DATA:
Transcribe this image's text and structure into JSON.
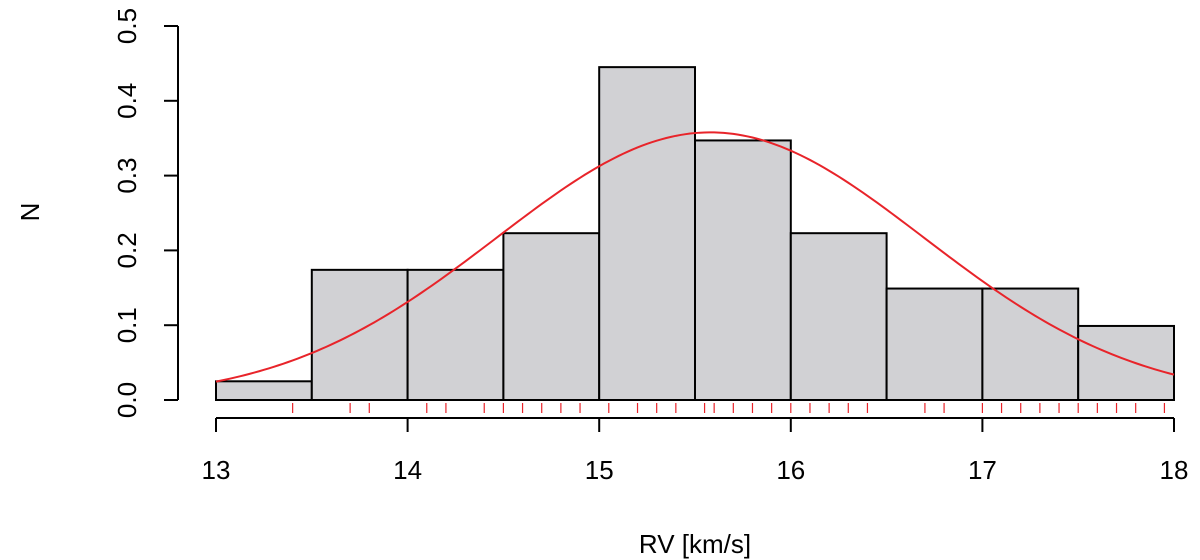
{
  "chart_data": {
    "type": "bar",
    "title": "",
    "xlabel": "RV [km/s]",
    "ylabel": "N",
    "bin_edges": [
      13,
      13.5,
      14,
      14.5,
      15,
      15.5,
      16,
      16.5,
      17,
      17.5,
      18
    ],
    "values": [
      0.025,
      0.174,
      0.174,
      0.223,
      0.445,
      0.347,
      0.223,
      0.149,
      0.149,
      0.099
    ],
    "xlim": [
      13,
      18
    ],
    "ylim": [
      0,
      0.5
    ],
    "x_ticks": [
      13,
      14,
      15,
      16,
      17,
      18
    ],
    "x_tick_labels": [
      "13",
      "14",
      "15",
      "16",
      "17",
      "18"
    ],
    "y_ticks": [
      0,
      0.1,
      0.2,
      0.3,
      0.4,
      0.5
    ],
    "y_tick_labels": [
      "0.0",
      "0.1",
      "0.2",
      "0.3",
      "0.4",
      "0.5"
    ],
    "fit_curve": {
      "type": "normal",
      "mean": 15.58,
      "sd": 1.115
    },
    "rug": [
      13.4,
      13.7,
      13.8,
      14.1,
      14.2,
      14.4,
      14.5,
      14.6,
      14.7,
      14.8,
      14.9,
      15.05,
      15.2,
      15.3,
      15.4,
      15.55,
      15.6,
      15.7,
      15.8,
      15.9,
      16.0,
      16.1,
      16.2,
      16.3,
      16.4,
      16.7,
      16.8,
      17.0,
      17.1,
      17.2,
      17.3,
      17.4,
      17.5,
      17.6,
      17.7,
      17.8,
      17.95
    ],
    "grid": false,
    "colors": {
      "bar_fill": "#d1d1d4",
      "bar_stroke": "#000000",
      "curve": "#e8242a",
      "rug": "#e8242a"
    }
  }
}
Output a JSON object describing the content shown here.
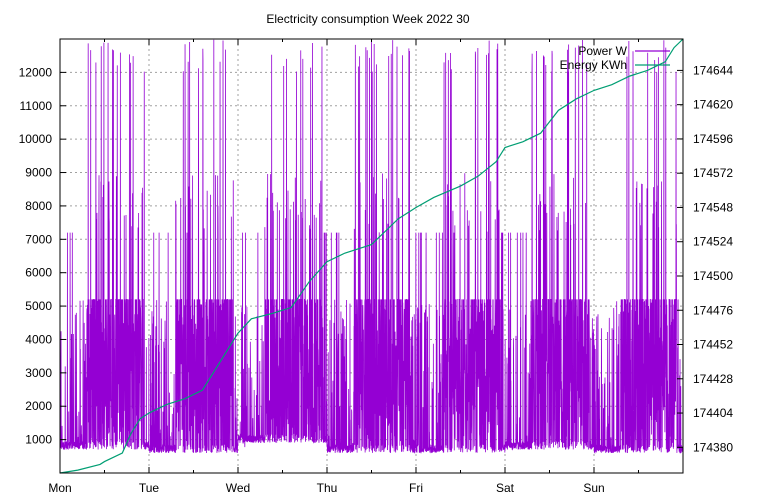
{
  "chart_data": {
    "type": "line",
    "title": "Electricity consumption Week 2022 30",
    "xlabel": "",
    "ylabel": "",
    "y2label": "",
    "x_categories": [
      "Mon",
      "Tue",
      "Wed",
      "Thu",
      "Fri",
      "Sat",
      "Sun"
    ],
    "x_range_days": [
      0,
      7
    ],
    "ylim": [
      0,
      13000
    ],
    "y_ticks": [
      1000,
      2000,
      3000,
      4000,
      5000,
      6000,
      7000,
      8000,
      9000,
      10000,
      11000,
      12000
    ],
    "y2lim": [
      174362,
      174666
    ],
    "y2_ticks": [
      174380,
      174404,
      174428,
      174452,
      174476,
      174500,
      174524,
      174548,
      174572,
      174596,
      174620,
      174644
    ],
    "grid": true,
    "legend_position": "top-right",
    "series": [
      {
        "name": "Power W",
        "axis": "left",
        "color": "#9400d3",
        "style": "dense spiky trace",
        "baseline_by_day": [
          700,
          600,
          900,
          600,
          600,
          700,
          600
        ],
        "typical_peaks": [
          5200,
          6000,
          7200,
          9000,
          12000
        ],
        "max_clipped": 13000
      },
      {
        "name": "Energy KWh",
        "axis": "right",
        "color": "#009e73",
        "points": [
          [
            0.0,
            174362
          ],
          [
            0.2,
            174364
          ],
          [
            0.45,
            174368
          ],
          [
            0.5,
            174370
          ],
          [
            0.7,
            174376
          ],
          [
            0.8,
            174390
          ],
          [
            0.9,
            174400
          ],
          [
            1.0,
            174404
          ],
          [
            1.2,
            174410
          ],
          [
            1.4,
            174414
          ],
          [
            1.6,
            174420
          ],
          [
            1.8,
            174440
          ],
          [
            2.0,
            174460
          ],
          [
            2.15,
            174470
          ],
          [
            2.4,
            174474
          ],
          [
            2.6,
            174478
          ],
          [
            2.8,
            174496
          ],
          [
            3.0,
            174510
          ],
          [
            3.2,
            174516
          ],
          [
            3.5,
            174522
          ],
          [
            3.8,
            174540
          ],
          [
            4.0,
            174548
          ],
          [
            4.2,
            174555
          ],
          [
            4.5,
            174563
          ],
          [
            4.7,
            174570
          ],
          [
            4.9,
            174580
          ],
          [
            5.0,
            174590
          ],
          [
            5.2,
            174594
          ],
          [
            5.4,
            174600
          ],
          [
            5.6,
            174616
          ],
          [
            5.8,
            174624
          ],
          [
            6.0,
            174630
          ],
          [
            6.2,
            174634
          ],
          [
            6.4,
            174640
          ],
          [
            6.6,
            174644
          ],
          [
            6.8,
            174650
          ],
          [
            6.9,
            174660
          ],
          [
            7.0,
            174666
          ]
        ]
      }
    ]
  }
}
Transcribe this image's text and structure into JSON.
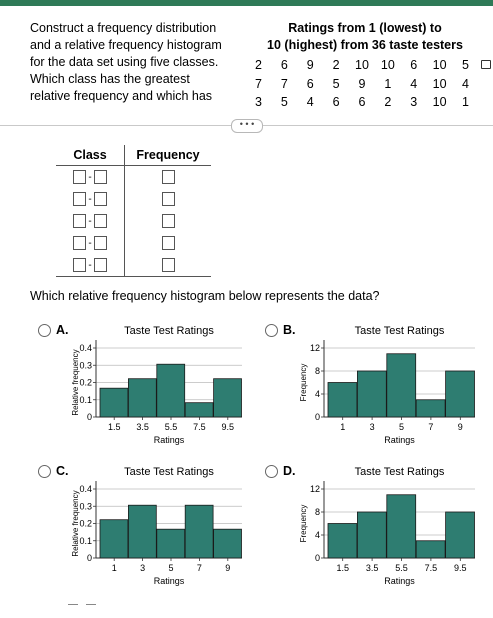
{
  "question": {
    "lines": [
      "Construct a frequency distribution",
      "and a relative frequency histogram",
      "for the data set using five classes.",
      "Which class has the greatest",
      "relative frequency and which has"
    ]
  },
  "data_panel": {
    "title_lines": [
      "Ratings from 1 (lowest) to",
      "10 (highest) from 36 taste testers"
    ],
    "rows": [
      [
        "2",
        "6",
        "9",
        "2",
        "10",
        "10",
        "6",
        "10",
        "5"
      ],
      [
        "7",
        "7",
        "6",
        "5",
        "9",
        "1",
        "4",
        "10",
        "4"
      ],
      [
        "3",
        "5",
        "4",
        "6",
        "6",
        "2",
        "3",
        "10",
        "1"
      ]
    ]
  },
  "more_button": "• • •",
  "table": {
    "headers": [
      "Class",
      "Frequency"
    ],
    "rows": 5
  },
  "prompt2": "Which relative frequency histogram below represents the data?",
  "options": [
    {
      "letter": "A.",
      "title": "Taste Test Ratings",
      "ylabel": "Relative frequency",
      "xlabel": "Ratings"
    },
    {
      "letter": "B.",
      "title": "Taste Test Ratings",
      "ylabel": "Frequency",
      "xlabel": "Ratings"
    },
    {
      "letter": "C.",
      "title": "Taste Test Ratings",
      "ylabel": "Relative frequency",
      "xlabel": "Ratings"
    },
    {
      "letter": "D.",
      "title": "Taste Test Ratings",
      "ylabel": "Frequency",
      "xlabel": "Ratings"
    }
  ],
  "colors": {
    "bar": "#2e7d71",
    "bar_border": "#1a1a1a",
    "accent": "#2f7a57"
  },
  "chart_data": [
    {
      "type": "bar",
      "title": "Taste Test Ratings",
      "xlabel": "Ratings",
      "ylabel": "Relative frequency",
      "ticks": [
        "1.5",
        "3.5",
        "5.5",
        "7.5",
        "9.5"
      ],
      "y_ticks": [
        "0",
        "0.1",
        "0.2",
        "0.3",
        "0.4"
      ],
      "ylim": [
        0,
        0.4
      ],
      "values": [
        0.167,
        0.222,
        0.306,
        0.083,
        0.222
      ]
    },
    {
      "type": "bar",
      "title": "Taste Test Ratings",
      "xlabel": "Ratings",
      "ylabel": "Frequency",
      "ticks": [
        "1",
        "3",
        "5",
        "7",
        "9"
      ],
      "y_ticks": [
        "0",
        "4",
        "8",
        "12"
      ],
      "ylim": [
        0,
        12
      ],
      "values": [
        6,
        8,
        11,
        3,
        8
      ]
    },
    {
      "type": "bar",
      "title": "Taste Test Ratings",
      "xlabel": "Ratings",
      "ylabel": "Relative frequency",
      "ticks": [
        "1",
        "3",
        "5",
        "7",
        "9"
      ],
      "y_ticks": [
        "0",
        "0.1",
        "0.2",
        "0.3",
        "0.4"
      ],
      "ylim": [
        0,
        0.4
      ],
      "values": [
        0.222,
        0.306,
        0.167,
        0.306,
        0.167
      ]
    },
    {
      "type": "bar",
      "title": "Taste Test Ratings",
      "xlabel": "Ratings",
      "ylabel": "Frequency",
      "ticks": [
        "1.5",
        "3.5",
        "5.5",
        "7.5",
        "9.5"
      ],
      "y_ticks": [
        "0",
        "4",
        "8",
        "12"
      ],
      "ylim": [
        0,
        12
      ],
      "values": [
        6,
        8,
        11,
        3,
        8
      ]
    }
  ]
}
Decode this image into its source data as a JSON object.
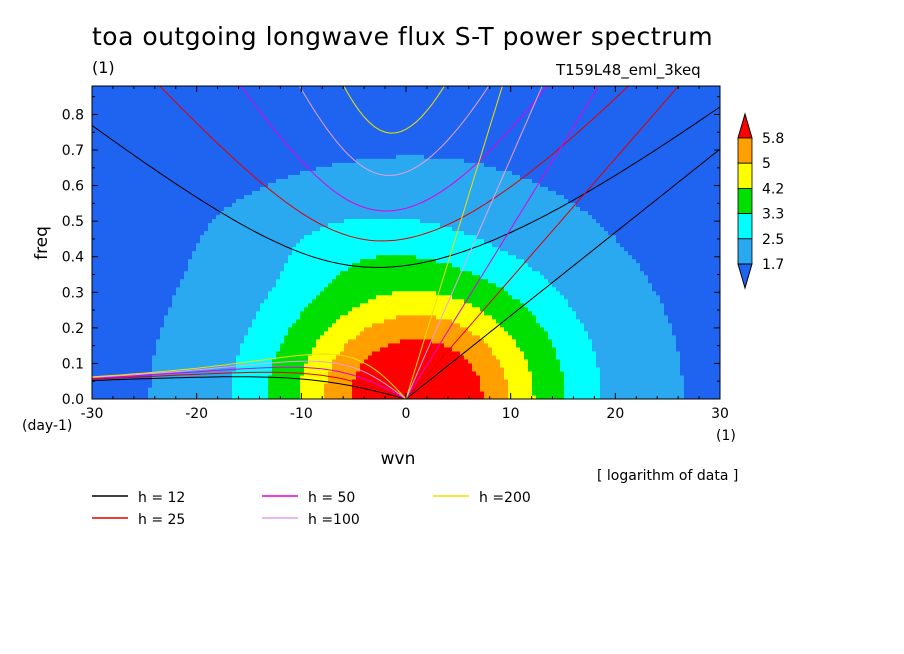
{
  "chart_data": {
    "type": "heatmap",
    "title": "toa outgoing longwave flux S-T power spectrum",
    "units_label": "(1)",
    "run_label": "T159L48_eml_3keq",
    "xlabel": "wvn",
    "ylabel": "freq",
    "x_unit_label": "(1)",
    "y_unit_label": "(day-1)",
    "note": "[ logarithm of data ]",
    "xlim": [
      -30,
      30
    ],
    "ylim": [
      0,
      0.88
    ],
    "x_ticks": [
      "-30",
      "-20",
      "-10",
      "0",
      "10",
      "20",
      "30"
    ],
    "y_ticks": [
      "0.0",
      "0.1",
      "0.2",
      "0.3",
      "0.4",
      "0.5",
      "0.6",
      "0.7",
      "0.8"
    ],
    "x_tick_values": [
      -30,
      -20,
      -10,
      0,
      10,
      20,
      30
    ],
    "y_tick_values": [
      0,
      0.1,
      0.2,
      0.3,
      0.4,
      0.5,
      0.6,
      0.7,
      0.8
    ],
    "contour_levels": [
      "1.7",
      "2.5",
      "3.3",
      "4.2",
      "5",
      "5.8"
    ],
    "level_values": [
      1.7,
      2.5,
      3.3,
      4.2,
      5,
      5.8
    ],
    "colors": [
      "#1e64f0",
      "#2aa8f0",
      "#00ffff",
      "#00e000",
      "#ffff00",
      "#ffa000",
      "#ff0000"
    ],
    "dispersion_curves": [
      {
        "name": "h = 12",
        "h": 12,
        "color": "#000000"
      },
      {
        "name": "h = 25",
        "h": 25,
        "color": "#e00000"
      },
      {
        "name": "h = 50",
        "h": 50,
        "color": "#e000e0"
      },
      {
        "name": "h =100",
        "h": 100,
        "color": "#e8a0e8"
      },
      {
        "name": "h =200",
        "h": 200,
        "color": "#f0e000"
      }
    ],
    "grid": false
  }
}
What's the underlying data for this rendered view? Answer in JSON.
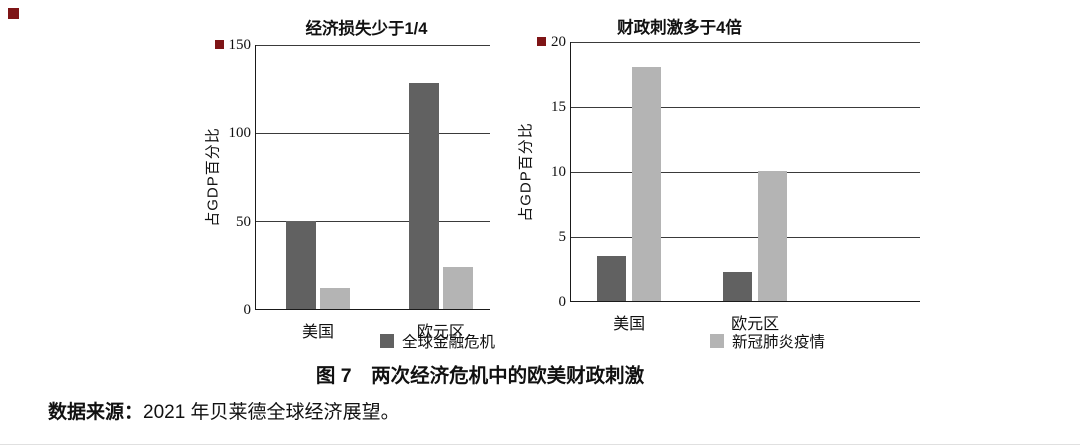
{
  "figure": {
    "caption": "图 7　两次经济危机中的欧美财政刺激",
    "source_label": "数据来源：",
    "source_text": "2021 年贝莱德全球经济展望。"
  },
  "legend": [
    {
      "label": "全球金融危机",
      "color": "#616161"
    },
    {
      "label": "新冠肺炎疫情",
      "color": "#b4b4b4"
    }
  ],
  "chart_data": [
    {
      "type": "bar",
      "title": "经济损失少于1/4",
      "ylabel": "占GDP百分比",
      "xlabel": "",
      "categories": [
        "美国",
        "欧元区"
      ],
      "series": [
        {
          "name": "全球金融危机",
          "values": [
            50,
            128
          ]
        },
        {
          "name": "新冠肺炎疫情",
          "values": [
            12,
            24
          ]
        }
      ],
      "ylim": [
        0,
        150
      ],
      "yticks": [
        0,
        50,
        100,
        150
      ],
      "grid": true,
      "legend_position": "below"
    },
    {
      "type": "bar",
      "title": "财政刺激多于4倍",
      "ylabel": "占GDP百分比",
      "xlabel": "",
      "categories": [
        "美国",
        "欧元区"
      ],
      "series": [
        {
          "name": "全球金融危机",
          "values": [
            3.5,
            2.2
          ]
        },
        {
          "name": "新冠肺炎疫情",
          "values": [
            18,
            10
          ]
        }
      ],
      "ylim": [
        0,
        20
      ],
      "yticks": [
        0,
        5,
        10,
        15,
        20
      ],
      "grid": true,
      "legend_position": "below"
    }
  ],
  "artifacts": {
    "marker_color": "#7e1416"
  }
}
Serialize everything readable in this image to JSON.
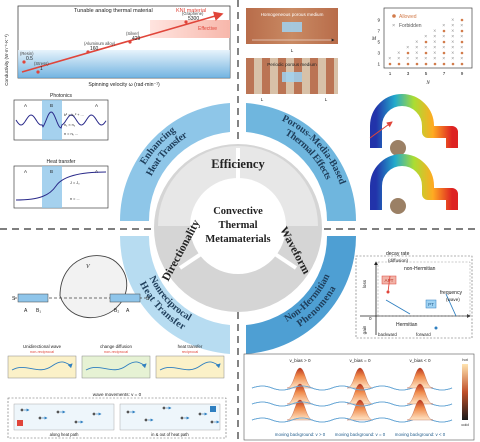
{
  "center": {
    "title_lines": [
      "Convective",
      "Thermal",
      "Metamaterials"
    ],
    "inner_labels": [
      "Efficiency",
      "Directionality",
      "Waveform"
    ],
    "outer_labels": {
      "top_left": [
        "Enhancing",
        "Heat Transfer"
      ],
      "top_right": [
        "Porous-Media-Based",
        "Thermal Effects"
      ],
      "bottom_left": [
        "Nonreciprocal",
        "Heat Transfer"
      ],
      "bottom_right": [
        "Non-Hermitian",
        "Phenomena"
      ]
    }
  },
  "panel_conductivity": {
    "ylabel": "Conductivity (W·m⁻¹·K⁻¹)",
    "xlabel": "Spinning velocity ω (rad·min⁻¹)",
    "arrow_label": "Tunable analog thermal material",
    "kni_label": "KNI material",
    "effective_label": "Effective",
    "points": [
      {
        "value": "5300",
        "name": "(Graphene)"
      },
      {
        "value": "429",
        "name": "(Silver)"
      },
      {
        "value": "160",
        "name": "(Aluminum alloy)"
      },
      {
        "value": "0.5",
        "name": "(Resin)"
      },
      {
        "value": "1",
        "name": "(Stress)"
      }
    ]
  },
  "panel_photonics": {
    "title": "Photonics",
    "zone_labels": [
      "A",
      "B",
      "A"
    ],
    "equations": [
      "k² = k₀² + ...",
      "n₁ ≈ n₂",
      "n = n₀ ..."
    ]
  },
  "panel_heat": {
    "title": "Heat transfer",
    "zone_labels": [
      "A",
      "B",
      "A"
    ],
    "equations": [
      "J = J₀",
      "n = ..."
    ]
  },
  "panel_porous": {
    "top_label": "Homogeneous porous medium",
    "bottom_label": "Periodic porous medium",
    "dims": [
      "L",
      "L",
      "L"
    ]
  },
  "panel_scatter": {
    "legend_allowed": "Allowed",
    "legend_forbidden": "Forbidden",
    "xlabel": "N",
    "ylabel": "M",
    "x_ticks": [
      "1",
      "3",
      "5",
      "7",
      "9"
    ],
    "y_ticks": [
      "1",
      "3",
      "5",
      "7",
      "9"
    ]
  },
  "panel_blob": {
    "labels": [
      "S",
      "A",
      "B₁",
      "B₂",
      "A",
      "S",
      "V"
    ]
  },
  "panel_flow": {
    "titles": [
      "Unidirectional wave",
      "change diffusion",
      "heat transfer"
    ],
    "subtitles": [
      "non-reciprocal",
      "non-reciprocal",
      "reciprocal"
    ]
  },
  "panel_wave": {
    "title": "wave movements: v = 0",
    "captions": [
      "along heat path",
      "in & out of heat path"
    ]
  },
  "panel_nonherm": {
    "ylabel_top": "decay rate",
    "ylabel_sub": "(diffusion)",
    "xlabel": "frequency",
    "xlabel_sub": "(wave)",
    "region_top": "non-Hermitian",
    "region_bottom": "Hermitian",
    "apt": "APT",
    "pt": "PT",
    "loss": "loss",
    "gain": "gain",
    "backward": "backward",
    "forward": "forward",
    "origin": "0"
  },
  "panel_peaks": {
    "headers": [
      "v_bias > 0",
      "v_bias = 0",
      "v_bias < 0"
    ],
    "captions": [
      "moving background: v > 0",
      "moving background: v = 0",
      "moving background: v < 0"
    ],
    "colorbar_hot": "hot",
    "colorbar_cold": "cold"
  },
  "colors": {
    "ring_light": "#bfe0f1",
    "ring_mid": "#6fb6de",
    "ring_dark": "#3b8ec9",
    "gray_ring": "#cfcfcf",
    "red": "#e0453a",
    "orange": "#f08a2a",
    "blue": "#2f7fc0"
  }
}
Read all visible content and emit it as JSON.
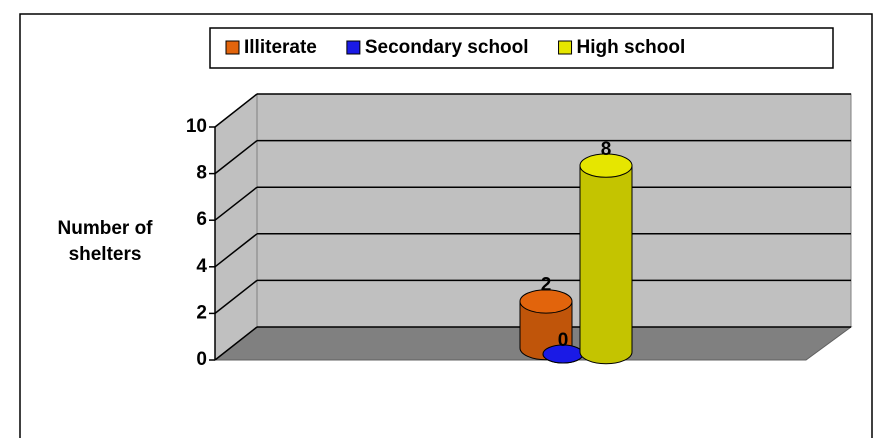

EXERCISE INSTRUCTIONS:
List each line in the listing that contains the string "Hermitian".

REPLY:
        "Non-Hermitian",
    "region_top": "non-Hermitian",
    "region_bottom": "Hermitian",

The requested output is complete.